(Task brief)
Report how many lines in the records below contain the word "Feuchte". Give only the number.

(Material provided)
_ _ _ _
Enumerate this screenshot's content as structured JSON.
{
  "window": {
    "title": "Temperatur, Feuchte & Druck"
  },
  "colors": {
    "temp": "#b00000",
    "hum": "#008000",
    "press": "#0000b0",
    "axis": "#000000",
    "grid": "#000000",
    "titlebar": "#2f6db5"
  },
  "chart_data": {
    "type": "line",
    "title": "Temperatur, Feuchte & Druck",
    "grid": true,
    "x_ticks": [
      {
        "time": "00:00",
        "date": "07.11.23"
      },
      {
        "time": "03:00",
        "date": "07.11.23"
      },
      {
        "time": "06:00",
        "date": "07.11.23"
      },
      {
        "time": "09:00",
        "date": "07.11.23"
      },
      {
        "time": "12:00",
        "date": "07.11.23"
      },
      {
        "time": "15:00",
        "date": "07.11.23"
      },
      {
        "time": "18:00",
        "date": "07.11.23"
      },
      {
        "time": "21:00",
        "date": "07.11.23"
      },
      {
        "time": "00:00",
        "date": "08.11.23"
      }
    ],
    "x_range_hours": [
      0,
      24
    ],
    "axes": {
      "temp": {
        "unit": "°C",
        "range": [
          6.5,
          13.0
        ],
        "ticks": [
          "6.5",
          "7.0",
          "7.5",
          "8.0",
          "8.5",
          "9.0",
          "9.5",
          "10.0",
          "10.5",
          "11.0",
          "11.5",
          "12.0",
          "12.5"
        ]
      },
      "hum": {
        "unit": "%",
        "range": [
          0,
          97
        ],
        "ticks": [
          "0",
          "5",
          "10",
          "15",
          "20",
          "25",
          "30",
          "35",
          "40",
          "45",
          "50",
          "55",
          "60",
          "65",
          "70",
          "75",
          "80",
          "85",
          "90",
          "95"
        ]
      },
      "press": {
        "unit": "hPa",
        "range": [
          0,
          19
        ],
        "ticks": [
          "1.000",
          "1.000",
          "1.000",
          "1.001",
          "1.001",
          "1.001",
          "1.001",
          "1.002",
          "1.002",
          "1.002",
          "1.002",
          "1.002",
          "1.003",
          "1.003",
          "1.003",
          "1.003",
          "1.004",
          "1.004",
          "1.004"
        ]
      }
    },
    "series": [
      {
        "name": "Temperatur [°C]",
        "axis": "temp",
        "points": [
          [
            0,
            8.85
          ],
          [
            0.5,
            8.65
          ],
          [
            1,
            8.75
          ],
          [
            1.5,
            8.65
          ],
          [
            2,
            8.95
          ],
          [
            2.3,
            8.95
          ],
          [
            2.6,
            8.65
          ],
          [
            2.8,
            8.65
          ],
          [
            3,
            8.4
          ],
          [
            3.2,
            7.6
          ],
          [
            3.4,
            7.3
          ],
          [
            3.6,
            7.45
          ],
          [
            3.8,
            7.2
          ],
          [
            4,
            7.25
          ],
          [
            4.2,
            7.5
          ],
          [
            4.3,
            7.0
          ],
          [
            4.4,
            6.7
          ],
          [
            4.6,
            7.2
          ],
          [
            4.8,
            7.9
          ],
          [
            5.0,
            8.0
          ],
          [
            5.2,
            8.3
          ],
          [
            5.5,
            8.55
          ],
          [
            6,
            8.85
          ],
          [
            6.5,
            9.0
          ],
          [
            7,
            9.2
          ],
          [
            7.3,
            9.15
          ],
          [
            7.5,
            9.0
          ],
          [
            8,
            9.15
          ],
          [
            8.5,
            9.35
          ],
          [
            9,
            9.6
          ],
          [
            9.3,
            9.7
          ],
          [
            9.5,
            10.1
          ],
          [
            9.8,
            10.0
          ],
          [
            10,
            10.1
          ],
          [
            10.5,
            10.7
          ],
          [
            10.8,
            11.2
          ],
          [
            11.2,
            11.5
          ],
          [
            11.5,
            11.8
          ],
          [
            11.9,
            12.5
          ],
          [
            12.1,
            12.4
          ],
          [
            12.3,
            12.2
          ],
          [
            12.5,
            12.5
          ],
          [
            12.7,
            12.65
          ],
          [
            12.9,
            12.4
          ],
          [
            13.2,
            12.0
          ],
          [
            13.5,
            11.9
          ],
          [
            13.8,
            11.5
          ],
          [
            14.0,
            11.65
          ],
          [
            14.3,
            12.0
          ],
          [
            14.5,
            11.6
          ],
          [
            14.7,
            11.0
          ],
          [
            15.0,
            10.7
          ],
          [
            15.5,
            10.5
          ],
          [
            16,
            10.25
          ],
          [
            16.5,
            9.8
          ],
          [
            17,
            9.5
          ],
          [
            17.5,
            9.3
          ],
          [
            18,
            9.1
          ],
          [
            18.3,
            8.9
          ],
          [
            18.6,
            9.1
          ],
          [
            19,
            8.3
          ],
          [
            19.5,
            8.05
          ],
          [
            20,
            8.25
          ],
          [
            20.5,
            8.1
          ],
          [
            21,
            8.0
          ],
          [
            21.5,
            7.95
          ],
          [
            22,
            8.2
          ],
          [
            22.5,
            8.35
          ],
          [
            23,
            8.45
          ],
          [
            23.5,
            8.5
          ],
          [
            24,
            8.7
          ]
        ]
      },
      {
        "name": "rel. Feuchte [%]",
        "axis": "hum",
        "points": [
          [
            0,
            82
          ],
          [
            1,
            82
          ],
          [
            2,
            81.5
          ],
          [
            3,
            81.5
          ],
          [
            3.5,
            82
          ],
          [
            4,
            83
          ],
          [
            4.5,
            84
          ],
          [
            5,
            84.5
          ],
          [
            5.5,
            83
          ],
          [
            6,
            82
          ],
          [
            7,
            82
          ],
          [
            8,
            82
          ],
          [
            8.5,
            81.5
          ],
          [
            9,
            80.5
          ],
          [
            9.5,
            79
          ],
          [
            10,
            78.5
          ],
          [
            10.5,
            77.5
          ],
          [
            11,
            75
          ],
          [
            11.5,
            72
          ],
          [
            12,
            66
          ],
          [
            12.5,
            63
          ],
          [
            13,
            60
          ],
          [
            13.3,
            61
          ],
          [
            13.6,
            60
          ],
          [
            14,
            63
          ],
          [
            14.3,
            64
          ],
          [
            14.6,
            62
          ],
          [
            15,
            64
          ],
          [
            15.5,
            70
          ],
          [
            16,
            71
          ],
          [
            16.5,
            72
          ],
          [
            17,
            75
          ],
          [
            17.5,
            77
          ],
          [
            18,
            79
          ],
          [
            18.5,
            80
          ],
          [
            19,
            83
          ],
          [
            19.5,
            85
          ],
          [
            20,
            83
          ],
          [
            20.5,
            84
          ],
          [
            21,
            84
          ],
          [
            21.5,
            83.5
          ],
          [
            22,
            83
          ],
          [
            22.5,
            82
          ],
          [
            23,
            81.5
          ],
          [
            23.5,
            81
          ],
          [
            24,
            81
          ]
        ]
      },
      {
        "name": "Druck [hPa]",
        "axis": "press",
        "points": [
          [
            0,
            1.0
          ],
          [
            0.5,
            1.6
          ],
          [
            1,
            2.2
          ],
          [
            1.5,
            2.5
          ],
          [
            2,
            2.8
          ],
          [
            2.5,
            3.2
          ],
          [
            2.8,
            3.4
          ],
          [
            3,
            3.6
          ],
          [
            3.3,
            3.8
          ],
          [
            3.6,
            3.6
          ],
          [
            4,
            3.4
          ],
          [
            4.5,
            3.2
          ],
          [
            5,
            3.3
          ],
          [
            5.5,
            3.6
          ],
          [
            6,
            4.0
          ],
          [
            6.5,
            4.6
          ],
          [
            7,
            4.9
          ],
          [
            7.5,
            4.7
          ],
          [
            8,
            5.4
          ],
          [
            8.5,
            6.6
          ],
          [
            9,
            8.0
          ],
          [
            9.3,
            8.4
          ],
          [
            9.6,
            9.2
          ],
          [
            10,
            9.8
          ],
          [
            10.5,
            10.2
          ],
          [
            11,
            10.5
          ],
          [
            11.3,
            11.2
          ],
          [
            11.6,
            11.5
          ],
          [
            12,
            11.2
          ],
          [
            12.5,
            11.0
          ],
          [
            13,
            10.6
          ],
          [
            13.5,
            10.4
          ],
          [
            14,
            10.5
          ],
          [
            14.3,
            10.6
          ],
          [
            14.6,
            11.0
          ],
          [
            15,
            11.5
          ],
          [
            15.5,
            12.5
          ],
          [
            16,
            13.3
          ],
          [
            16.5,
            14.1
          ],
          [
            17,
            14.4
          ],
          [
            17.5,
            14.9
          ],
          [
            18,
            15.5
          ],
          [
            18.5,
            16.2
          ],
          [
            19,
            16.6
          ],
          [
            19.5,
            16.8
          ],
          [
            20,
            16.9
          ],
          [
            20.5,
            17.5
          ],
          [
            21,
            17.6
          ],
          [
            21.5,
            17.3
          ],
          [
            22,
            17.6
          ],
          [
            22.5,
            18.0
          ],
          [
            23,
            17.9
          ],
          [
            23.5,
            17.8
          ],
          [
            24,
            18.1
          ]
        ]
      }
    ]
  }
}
_ _ _ _
(Correct result)
3